--- START OF Dataset ---
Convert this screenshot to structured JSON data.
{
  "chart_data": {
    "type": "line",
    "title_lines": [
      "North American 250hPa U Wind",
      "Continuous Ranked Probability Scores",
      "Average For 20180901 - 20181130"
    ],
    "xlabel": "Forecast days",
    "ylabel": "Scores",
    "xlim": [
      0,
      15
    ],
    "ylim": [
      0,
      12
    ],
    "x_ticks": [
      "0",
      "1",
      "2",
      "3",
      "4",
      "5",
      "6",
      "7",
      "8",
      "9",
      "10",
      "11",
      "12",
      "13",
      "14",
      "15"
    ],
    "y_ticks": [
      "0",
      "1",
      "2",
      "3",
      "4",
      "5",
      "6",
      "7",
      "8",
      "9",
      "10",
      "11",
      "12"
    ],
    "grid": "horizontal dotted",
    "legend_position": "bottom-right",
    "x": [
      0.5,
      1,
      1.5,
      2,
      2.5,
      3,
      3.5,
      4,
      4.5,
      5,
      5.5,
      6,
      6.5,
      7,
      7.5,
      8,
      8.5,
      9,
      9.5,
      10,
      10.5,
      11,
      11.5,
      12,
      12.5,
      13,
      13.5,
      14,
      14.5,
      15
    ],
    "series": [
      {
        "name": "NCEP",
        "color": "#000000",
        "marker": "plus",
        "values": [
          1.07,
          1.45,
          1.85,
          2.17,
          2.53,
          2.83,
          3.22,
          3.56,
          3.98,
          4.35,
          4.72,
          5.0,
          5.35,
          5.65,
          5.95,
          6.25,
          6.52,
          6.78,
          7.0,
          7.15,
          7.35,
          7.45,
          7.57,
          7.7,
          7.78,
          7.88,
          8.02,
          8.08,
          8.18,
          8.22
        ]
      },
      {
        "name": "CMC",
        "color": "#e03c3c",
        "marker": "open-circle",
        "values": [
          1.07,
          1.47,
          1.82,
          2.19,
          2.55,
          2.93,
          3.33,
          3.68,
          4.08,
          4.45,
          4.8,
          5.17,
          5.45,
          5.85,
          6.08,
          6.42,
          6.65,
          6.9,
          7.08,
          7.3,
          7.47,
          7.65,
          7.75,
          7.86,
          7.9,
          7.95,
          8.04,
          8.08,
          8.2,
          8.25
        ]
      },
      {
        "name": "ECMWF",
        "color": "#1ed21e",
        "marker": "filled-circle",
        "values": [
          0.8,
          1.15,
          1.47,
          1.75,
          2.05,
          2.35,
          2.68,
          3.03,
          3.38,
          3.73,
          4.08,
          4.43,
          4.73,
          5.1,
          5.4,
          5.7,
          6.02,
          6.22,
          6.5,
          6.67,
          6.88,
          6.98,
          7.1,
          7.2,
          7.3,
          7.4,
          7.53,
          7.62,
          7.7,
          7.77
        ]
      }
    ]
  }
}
--- END OF Dataset ---
Pull every line containing "Scores" from the material above.

• Task answer
      "Continuous Ranked Probability Scores",
    "ylabel": "Scores",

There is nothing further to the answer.